[Structured figure records]

********

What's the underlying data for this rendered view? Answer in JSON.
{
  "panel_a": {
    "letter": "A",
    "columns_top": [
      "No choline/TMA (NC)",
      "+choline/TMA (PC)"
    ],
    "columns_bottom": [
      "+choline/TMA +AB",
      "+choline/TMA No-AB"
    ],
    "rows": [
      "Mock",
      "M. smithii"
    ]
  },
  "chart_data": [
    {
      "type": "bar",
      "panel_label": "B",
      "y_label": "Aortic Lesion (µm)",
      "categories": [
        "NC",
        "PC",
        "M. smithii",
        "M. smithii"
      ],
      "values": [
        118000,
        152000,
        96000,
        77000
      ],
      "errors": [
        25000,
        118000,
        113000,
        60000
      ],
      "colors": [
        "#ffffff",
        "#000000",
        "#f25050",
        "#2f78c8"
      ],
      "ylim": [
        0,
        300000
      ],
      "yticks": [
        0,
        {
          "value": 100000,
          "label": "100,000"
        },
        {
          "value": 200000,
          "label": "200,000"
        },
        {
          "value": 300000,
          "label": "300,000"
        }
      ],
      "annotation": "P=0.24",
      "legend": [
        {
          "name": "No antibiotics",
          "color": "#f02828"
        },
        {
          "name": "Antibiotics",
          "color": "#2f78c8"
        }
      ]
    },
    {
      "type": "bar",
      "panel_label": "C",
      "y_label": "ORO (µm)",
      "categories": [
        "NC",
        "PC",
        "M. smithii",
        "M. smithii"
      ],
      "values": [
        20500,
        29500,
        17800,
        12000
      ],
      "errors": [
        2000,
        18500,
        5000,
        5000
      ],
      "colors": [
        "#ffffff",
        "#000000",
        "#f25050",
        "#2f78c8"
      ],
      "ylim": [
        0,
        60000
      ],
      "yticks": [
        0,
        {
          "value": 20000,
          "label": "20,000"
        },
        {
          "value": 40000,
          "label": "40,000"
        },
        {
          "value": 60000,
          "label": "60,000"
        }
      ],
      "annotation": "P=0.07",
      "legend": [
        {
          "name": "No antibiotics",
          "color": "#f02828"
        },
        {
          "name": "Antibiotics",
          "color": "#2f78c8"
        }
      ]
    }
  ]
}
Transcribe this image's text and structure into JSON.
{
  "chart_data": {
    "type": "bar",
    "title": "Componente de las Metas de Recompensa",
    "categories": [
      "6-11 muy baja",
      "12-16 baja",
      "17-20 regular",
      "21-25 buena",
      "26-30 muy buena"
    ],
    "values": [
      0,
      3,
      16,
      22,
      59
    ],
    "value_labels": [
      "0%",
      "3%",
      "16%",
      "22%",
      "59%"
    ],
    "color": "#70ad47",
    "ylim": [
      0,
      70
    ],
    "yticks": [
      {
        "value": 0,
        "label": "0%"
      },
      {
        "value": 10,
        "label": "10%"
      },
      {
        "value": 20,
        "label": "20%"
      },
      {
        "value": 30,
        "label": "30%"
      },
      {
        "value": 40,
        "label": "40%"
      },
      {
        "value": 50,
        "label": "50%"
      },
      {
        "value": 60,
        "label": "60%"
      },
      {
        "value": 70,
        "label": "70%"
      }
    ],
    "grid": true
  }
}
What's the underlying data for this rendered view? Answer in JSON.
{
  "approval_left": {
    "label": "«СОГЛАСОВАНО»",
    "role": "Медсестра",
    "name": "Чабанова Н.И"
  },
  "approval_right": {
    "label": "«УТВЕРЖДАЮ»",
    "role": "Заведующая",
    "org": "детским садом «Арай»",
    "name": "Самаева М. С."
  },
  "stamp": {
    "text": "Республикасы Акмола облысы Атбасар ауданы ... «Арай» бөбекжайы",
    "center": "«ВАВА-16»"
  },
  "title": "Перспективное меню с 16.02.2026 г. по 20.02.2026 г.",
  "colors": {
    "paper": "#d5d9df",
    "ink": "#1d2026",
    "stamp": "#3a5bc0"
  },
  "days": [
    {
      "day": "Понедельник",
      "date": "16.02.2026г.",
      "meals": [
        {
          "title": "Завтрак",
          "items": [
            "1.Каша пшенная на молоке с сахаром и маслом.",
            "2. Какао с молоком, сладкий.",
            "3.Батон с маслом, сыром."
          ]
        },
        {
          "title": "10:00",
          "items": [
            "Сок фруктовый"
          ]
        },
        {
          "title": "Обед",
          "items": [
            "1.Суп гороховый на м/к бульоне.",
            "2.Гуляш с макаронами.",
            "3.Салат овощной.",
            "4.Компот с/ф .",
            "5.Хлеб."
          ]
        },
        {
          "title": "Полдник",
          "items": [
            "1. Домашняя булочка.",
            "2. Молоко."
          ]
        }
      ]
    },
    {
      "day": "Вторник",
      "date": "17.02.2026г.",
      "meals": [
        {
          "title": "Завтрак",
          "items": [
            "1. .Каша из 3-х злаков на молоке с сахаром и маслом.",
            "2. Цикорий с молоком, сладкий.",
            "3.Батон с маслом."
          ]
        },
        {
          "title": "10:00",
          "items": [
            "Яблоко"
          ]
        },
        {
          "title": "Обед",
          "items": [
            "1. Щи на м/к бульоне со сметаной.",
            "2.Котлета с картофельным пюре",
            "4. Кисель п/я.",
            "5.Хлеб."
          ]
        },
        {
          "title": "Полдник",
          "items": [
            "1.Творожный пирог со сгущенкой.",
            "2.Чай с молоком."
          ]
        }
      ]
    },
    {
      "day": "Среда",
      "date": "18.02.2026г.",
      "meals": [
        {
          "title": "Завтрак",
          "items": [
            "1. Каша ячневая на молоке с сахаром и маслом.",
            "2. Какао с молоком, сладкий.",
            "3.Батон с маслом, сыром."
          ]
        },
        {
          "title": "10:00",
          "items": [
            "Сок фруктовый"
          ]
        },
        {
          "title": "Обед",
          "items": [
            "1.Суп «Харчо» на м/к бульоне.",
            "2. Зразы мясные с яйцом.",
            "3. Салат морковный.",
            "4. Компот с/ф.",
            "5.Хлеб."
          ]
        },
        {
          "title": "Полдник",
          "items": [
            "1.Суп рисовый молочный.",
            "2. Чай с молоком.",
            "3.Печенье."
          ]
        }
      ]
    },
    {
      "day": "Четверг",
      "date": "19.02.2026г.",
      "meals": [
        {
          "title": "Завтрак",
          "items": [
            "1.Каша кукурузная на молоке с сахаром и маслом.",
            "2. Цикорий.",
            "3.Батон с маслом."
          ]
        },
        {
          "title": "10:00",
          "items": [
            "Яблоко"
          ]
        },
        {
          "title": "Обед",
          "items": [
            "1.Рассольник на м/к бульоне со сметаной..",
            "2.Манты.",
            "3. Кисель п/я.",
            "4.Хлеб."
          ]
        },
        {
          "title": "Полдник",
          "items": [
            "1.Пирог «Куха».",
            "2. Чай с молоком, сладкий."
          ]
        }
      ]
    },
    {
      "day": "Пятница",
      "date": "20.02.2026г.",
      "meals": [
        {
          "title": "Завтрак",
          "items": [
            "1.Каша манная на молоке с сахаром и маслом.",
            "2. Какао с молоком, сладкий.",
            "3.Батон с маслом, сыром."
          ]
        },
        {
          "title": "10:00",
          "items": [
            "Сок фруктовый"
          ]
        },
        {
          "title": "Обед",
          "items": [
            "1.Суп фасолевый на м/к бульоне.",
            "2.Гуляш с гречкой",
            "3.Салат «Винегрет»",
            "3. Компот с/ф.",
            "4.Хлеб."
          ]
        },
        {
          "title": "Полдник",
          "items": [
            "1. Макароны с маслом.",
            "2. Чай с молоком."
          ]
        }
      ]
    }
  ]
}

********

WORK TO DO: Repeat all of the records above exactly as written.

THE RESPONSE:
What's the underlying data for this rendered view? Answer in JSON.
{
  "panel_a": {
    "letter": "A",
    "columns_top": [
      "No choline/TMA (NC)",
      "+choline/TMA (PC)"
    ],
    "columns_bottom": [
      "+choline/TMA +AB",
      "+choline/TMA No-AB"
    ],
    "rows": [
      "Mock",
      "M. smithii"
    ]
  },
  "chart_data": [
    {
      "type": "bar",
      "panel_label": "B",
      "y_label": "Aortic Lesion (µm)",
      "categories": [
        "NC",
        "PC",
        "M. smithii",
        "M. smithii"
      ],
      "values": [
        118000,
        152000,
        96000,
        77000
      ],
      "errors": [
        25000,
        118000,
        113000,
        60000
      ],
      "colors": [
        "#ffffff",
        "#000000",
        "#f25050",
        "#2f78c8"
      ],
      "ylim": [
        0,
        300000
      ],
      "yticks": [
        0,
        {
          "value": 100000,
          "label": "100,000"
        },
        {
          "value": 200000,
          "label": "200,000"
        },
        {
          "value": 300000,
          "label": "300,000"
        }
      ],
      "annotation": "P=0.24",
      "legend": [
        {
          "name": "No antibiotics",
          "color": "#f02828"
        },
        {
          "name": "Antibiotics",
          "color": "#2f78c8"
        }
      ]
    },
    {
      "type": "bar",
      "panel_label": "C",
      "y_label": "ORO (µm)",
      "categories": [
        "NC",
        "PC",
        "M. smithii",
        "M. smithii"
      ],
      "values": [
        20500,
        29500,
        17800,
        12000
      ],
      "errors": [
        2000,
        18500,
        5000,
        5000
      ],
      "colors": [
        "#ffffff",
        "#000000",
        "#f25050",
        "#2f78c8"
      ],
      "ylim": [
        0,
        60000
      ],
      "yticks": [
        0,
        {
          "value": 20000,
          "label": "20,000"
        },
        {
          "value": 40000,
          "label": "40,000"
        },
        {
          "value": 60000,
          "label": "60,000"
        }
      ],
      "annotation": "P=0.07",
      "legend": [
        {
          "name": "No antibiotics",
          "color": "#f02828"
        },
        {
          "name": "Antibiotics",
          "color": "#2f78c8"
        }
      ]
    }
  ]
}
Transcribe this image's text and structure into JSON.
{
  "chart_data": {
    "type": "bar",
    "title": "Componente de las Metas de Recompensa",
    "categories": [
      "6-11 muy baja",
      "12-16 baja",
      "17-20 regular",
      "21-25 buena",
      "26-30 muy buena"
    ],
    "values": [
      0,
      3,
      16,
      22,
      59
    ],
    "value_labels": [
      "0%",
      "3%",
      "16%",
      "22%",
      "59%"
    ],
    "color": "#70ad47",
    "ylim": [
      0,
      70
    ],
    "yticks": [
      {
        "value": 0,
        "label": "0%"
      },
      {
        "value": 10,
        "label": "10%"
      },
      {
        "value": 20,
        "label": "20%"
      },
      {
        "value": 30,
        "label": "30%"
      },
      {
        "value": 40,
        "label": "40%"
      },
      {
        "value": 50,
        "label": "50%"
      },
      {
        "value": 60,
        "label": "60%"
      },
      {
        "value": 70,
        "label": "70%"
      }
    ],
    "grid": true
  }
}
What's the underlying data for this rendered view? Answer in JSON.
{
  "approval_left": {
    "label": "«СОГЛАСОВАНО»",
    "role": "Медсестра",
    "name": "Чабанова Н.И"
  },
  "approval_right": {
    "label": "«УТВЕРЖДАЮ»",
    "role": "Заведующая",
    "org": "детским садом «Арай»",
    "name": "Самаева М. С."
  },
  "stamp": {
    "text": "Республикасы Акмола облысы Атбасар ауданы ... «Арай» бөбекжайы",
    "center": "«ВАВА-16»"
  },
  "title": "Перспективное меню с 16.02.2026 г. по 20.02.2026 г.",
  "colors": {
    "paper": "#d5d9df",
    "ink": "#1d2026",
    "stamp": "#3a5bc0"
  },
  "days": [
    {
      "day": "Понедельник",
      "date": "16.02.2026г.",
      "meals": [
        {
          "title": "Завтрак",
          "items": [
            "1.Каша пшенная на молоке с сахаром и маслом.",
            "2. Какао с молоком, сладкий.",
            "3.Батон с маслом, сыром."
          ]
        },
        {
          "title": "10:00",
          "items": [
            "Сок фруктовый"
          ]
        },
        {
          "title": "Обед",
          "items": [
            "1.Суп гороховый на м/к бульоне.",
            "2.Гуляш с макаронами.",
            "3.Салат овощной.",
            "4.Компот с/ф .",
            "5.Хлеб."
          ]
        },
        {
          "title": "Полдник",
          "items": [
            "1. Домашняя булочка.",
            "2. Молоко."
          ]
        }
      ]
    },
    {
      "day": "Вторник",
      "date": "17.02.2026г.",
      "meals": [
        {
          "title": "Завтрак",
          "items": [
            "1. .Каша из 3-х злаков на молоке с сахаром и маслом.",
            "2. Цикорий с молоком, сладкий.",
            "3.Батон с маслом."
          ]
        },
        {
          "title": "10:00",
          "items": [
            "Яблоко"
          ]
        },
        {
          "title": "Обед",
          "items": [
            "1. Щи на м/к бульоне со сметаной.",
            "2.Котлета с картофельным пюре",
            "4. Кисель п/я.",
            "5.Хлеб."
          ]
        },
        {
          "title": "Полдник",
          "items": [
            "1.Творожный пирог со сгущенкой.",
            "2.Чай с молоком."
          ]
        }
      ]
    },
    {
      "day": "Среда",
      "date": "18.02.2026г.",
      "meals": [
        {
          "title": "Завтрак",
          "items": [
            "1. Каша ячневая на молоке с сахаром и маслом.",
            "2. Какао с молоком, сладкий.",
            "3.Батон с маслом, сыром."
          ]
        },
        {
          "title": "10:00",
          "items": [
            "Сок фруктовый"
          ]
        },
        {
          "title": "Обед",
          "items": [
            "1.Суп «Харчо» на м/к бульоне.",
            "2. Зразы мясные с яйцом.",
            "3. Салат морковный.",
            "4. Компот с/ф.",
            "5.Хлеб."
          ]
        },
        {
          "title": "Полдник",
          "items": [
            "1.Суп рисовый молочный.",
            "2. Чай с молоком.",
            "3.Печенье."
          ]
        }
      ]
    },
    {
      "day": "Четверг",
      "date": "19.02.2026г.",
      "meals": [
        {
          "title": "Завтрак",
          "items": [
            "1.Каша кукурузная на молоке с сахаром и маслом.",
            "2. Цикорий.",
            "3.Батон с маслом."
          ]
        },
        {
          "title": "10:00",
          "items": [
            "Яблоко"
          ]
        },
        {
          "title": "Обед",
          "items": [
            "1.Рассольник на м/к бульоне со сметаной..",
            "2.Манты.",
            "3. Кисель п/я.",
            "4.Хлеб."
          ]
        },
        {
          "title": "Полдник",
          "items": [
            "1.Пирог «Куха».",
            "2. Чай с молоком, сладкий."
          ]
        }
      ]
    },
    {
      "day": "Пятница",
      "date": "20.02.2026г.",
      "meals": [
        {
          "title": "Завтрак",
          "items": [
            "1.Каша манная на молоке с сахаром и маслом.",
            "2. Какао с молоком, сладкий.",
            "3.Батон с маслом, сыром."
          ]
        },
        {
          "title": "10:00",
          "items": [
            "Сок фруктовый"
          ]
        },
        {
          "title": "Обед",
          "items": [
            "1.Суп фасолевый на м/к бульоне.",
            "2.Гуляш с гречкой",
            "3.Салат «Винегрет»",
            "3. Компот с/ф.",
            "4.Хлеб."
          ]
        },
        {
          "title": "Полдник",
          "items": [
            "1. Макароны с маслом.",
            "2. Чай с молоком."
          ]
        }
      ]
    }
  ]
}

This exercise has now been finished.